:: Your task ::
Check each line of the listing for the string "name", count the lines that have it, and answer with that number only.

## Begin Material shown

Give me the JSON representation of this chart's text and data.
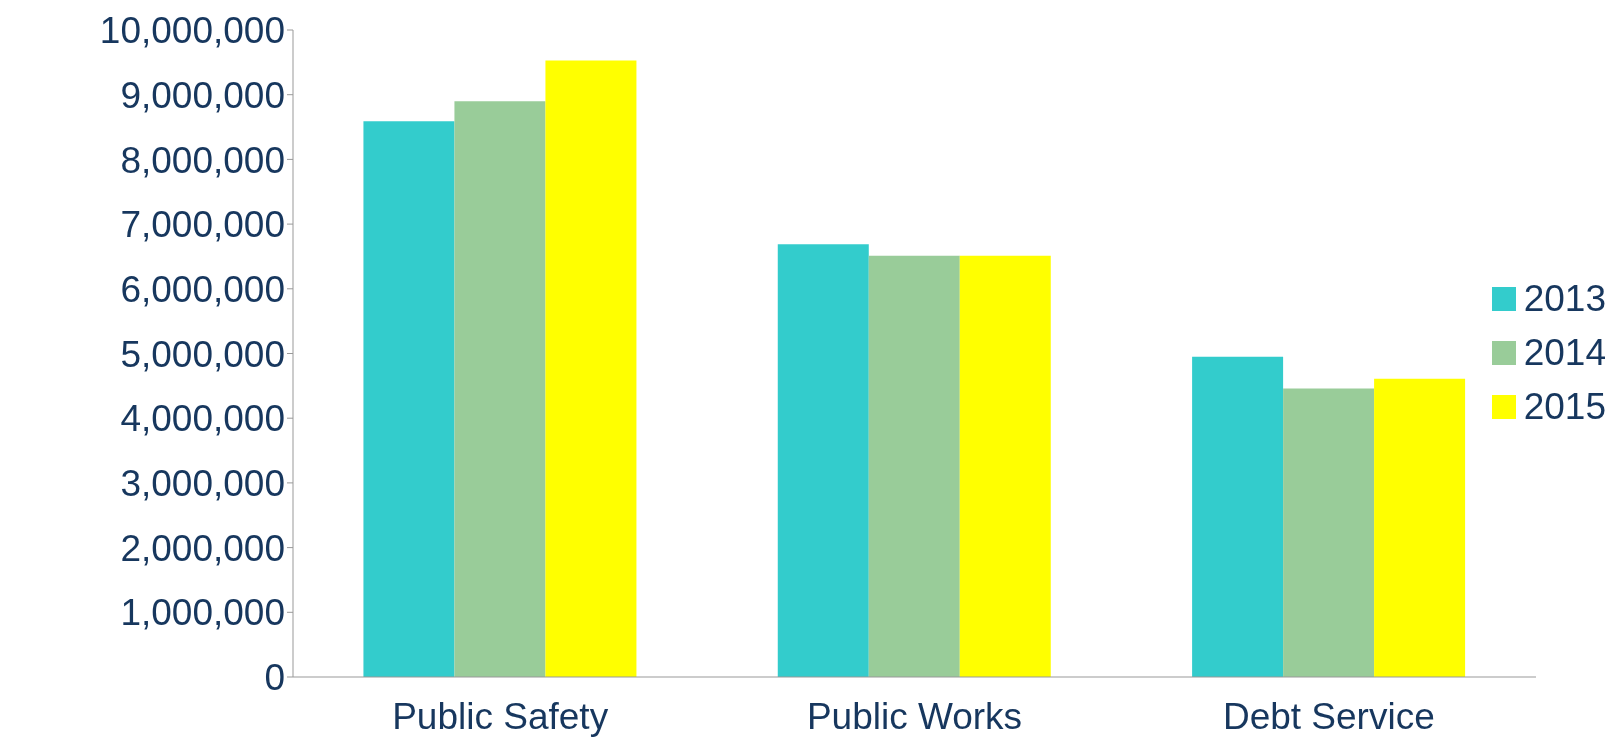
{
  "chart_data": {
    "type": "bar",
    "categories": [
      "Public Safety",
      "Public Works",
      "Debt Service"
    ],
    "series": [
      {
        "name": "2013",
        "color": "#33cccc",
        "values": [
          8590000,
          6690000,
          4950000
        ]
      },
      {
        "name": "2014",
        "color": "#99cc99",
        "values": [
          8900000,
          6510000,
          4460000
        ]
      },
      {
        "name": "2015",
        "color": "#ffff00",
        "values": [
          9530000,
          6510000,
          4610000
        ]
      }
    ],
    "ylim": [
      0,
      10000000
    ],
    "yticks": [
      0,
      {
        "value": 1000000,
        "label": "1,000,000"
      },
      {
        "value": 2000000,
        "label": "2,000,000"
      },
      {
        "value": 3000000,
        "label": "3,000,000"
      },
      {
        "value": 4000000,
        "label": "4,000,000"
      },
      {
        "value": 5000000,
        "label": "5,000,000"
      },
      {
        "value": 6000000,
        "label": "6,000,000"
      },
      {
        "value": 7000000,
        "label": "7,000,000"
      },
      {
        "value": 8000000,
        "label": "8,000,000"
      },
      {
        "value": 9000000,
        "label": "9,000,000"
      },
      {
        "value": 10000000,
        "label": "10,000,000"
      }
    ],
    "grid": false,
    "legend": "right"
  }
}
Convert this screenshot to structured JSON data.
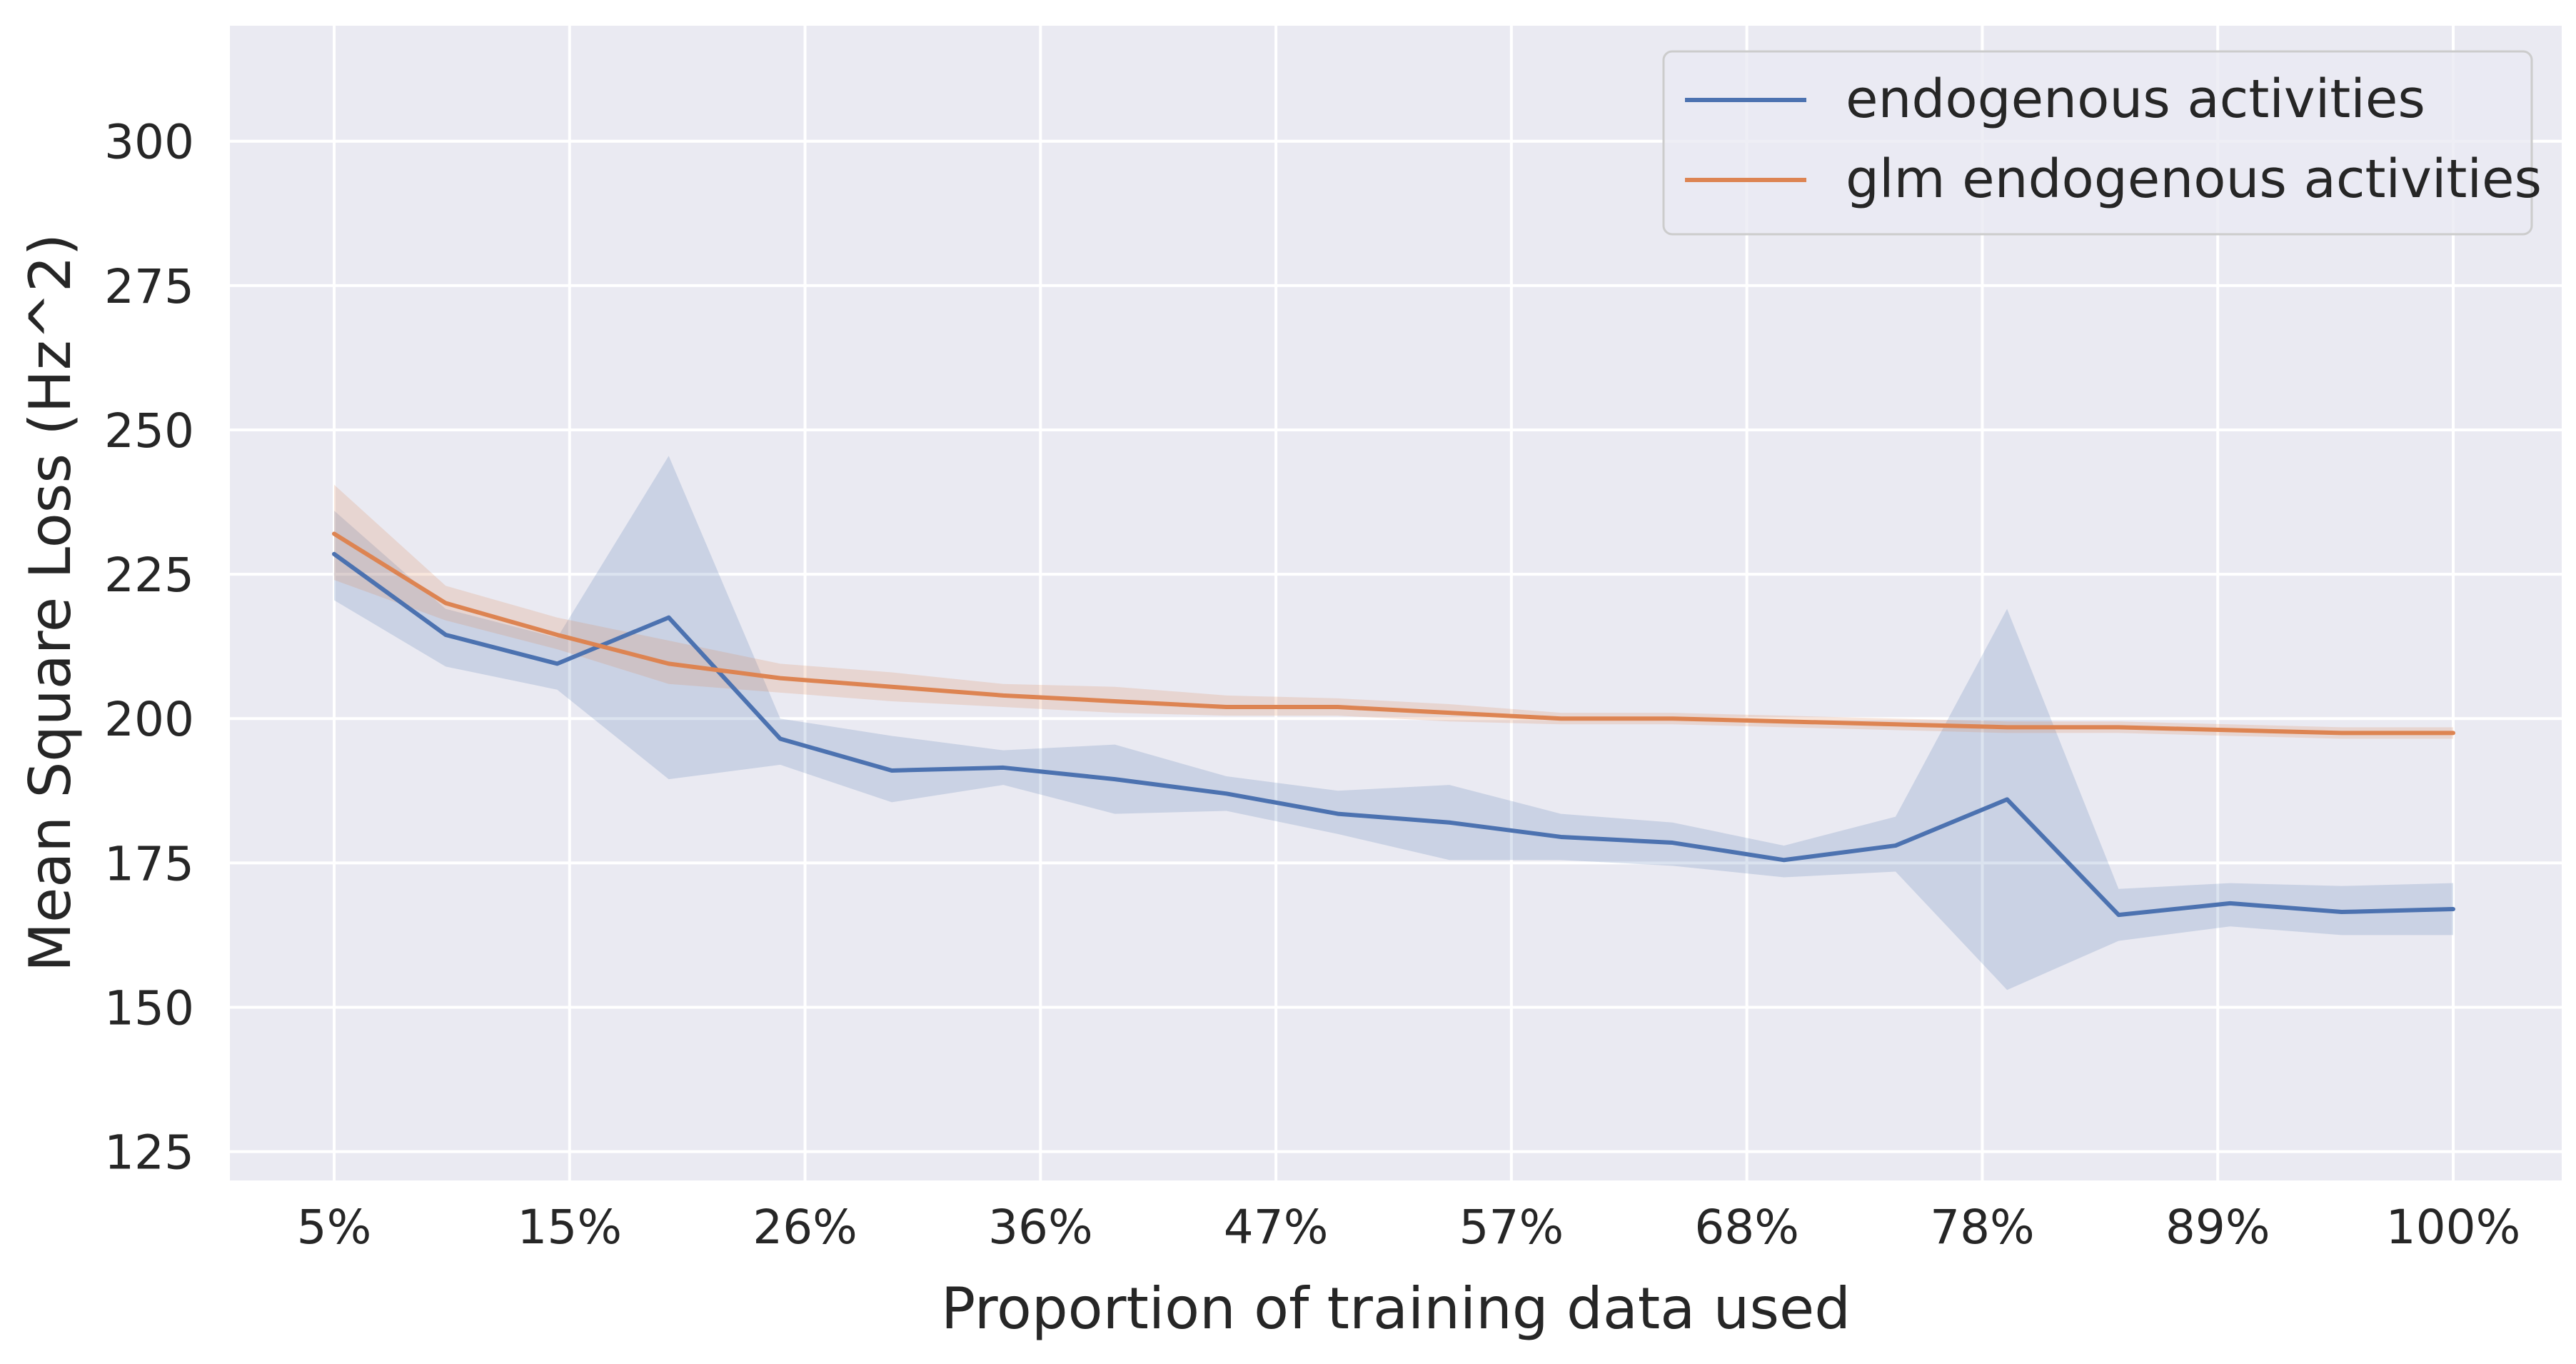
{
  "chart_data": {
    "type": "line",
    "xlabel": "Proportion of training data used",
    "ylabel": "Mean Square Loss (Hz^2)",
    "x_ticks": [
      "5%",
      "15%",
      "26%",
      "36%",
      "47%",
      "57%",
      "68%",
      "78%",
      "89%",
      "100%"
    ],
    "ylim": [
      120,
      320
    ],
    "y_ticks": [
      125,
      150,
      175,
      200,
      225,
      250,
      275,
      300
    ],
    "grid": true,
    "legend_position": "top-right",
    "x_points": [
      5,
      10,
      15,
      20,
      25,
      30,
      35,
      40,
      45,
      50,
      55,
      60,
      65,
      70,
      75,
      80,
      85,
      90,
      95,
      100
    ],
    "series": [
      {
        "name": "endogenous activities",
        "color": "#4c72b0",
        "values": [
          228.5,
          214.5,
          209.5,
          217.5,
          196.5,
          191.0,
          191.5,
          189.5,
          187.0,
          183.5,
          182.0,
          179.5,
          178.5,
          175.5,
          178.0,
          186.0,
          166.0,
          168.0,
          166.5,
          167.0
        ],
        "lower": [
          220.5,
          209.0,
          205.0,
          189.5,
          192.0,
          185.5,
          188.5,
          183.5,
          184.0,
          180.0,
          175.5,
          175.5,
          174.5,
          172.5,
          173.5,
          153.0,
          161.5,
          164.0,
          162.5,
          162.5
        ],
        "upper": [
          236.0,
          219.0,
          214.0,
          245.5,
          200.0,
          197.0,
          194.5,
          195.5,
          190.0,
          187.5,
          188.5,
          183.5,
          182.0,
          178.0,
          183.0,
          219.0,
          170.5,
          171.5,
          171.0,
          171.5
        ]
      },
      {
        "name": "glm endogenous activities",
        "color": "#dd8452",
        "values": [
          232.0,
          220.0,
          214.5,
          209.5,
          207.0,
          205.5,
          204.0,
          203.0,
          202.0,
          202.0,
          201.0,
          200.0,
          200.0,
          199.5,
          199.0,
          198.5,
          198.5,
          198.0,
          197.5,
          197.5
        ],
        "lower": [
          224.0,
          217.0,
          212.0,
          206.0,
          204.5,
          203.0,
          202.0,
          201.0,
          200.5,
          200.5,
          199.5,
          199.0,
          199.0,
          198.5,
          198.0,
          197.5,
          197.5,
          197.0,
          196.5,
          196.5
        ],
        "upper": [
          240.5,
          223.0,
          217.5,
          213.5,
          209.5,
          208.0,
          206.0,
          205.5,
          204.0,
          203.5,
          202.5,
          201.0,
          201.0,
          200.5,
          200.0,
          199.5,
          199.5,
          199.0,
          198.5,
          198.5
        ]
      }
    ]
  }
}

## End Material shown

:: Output for this exercise ::
5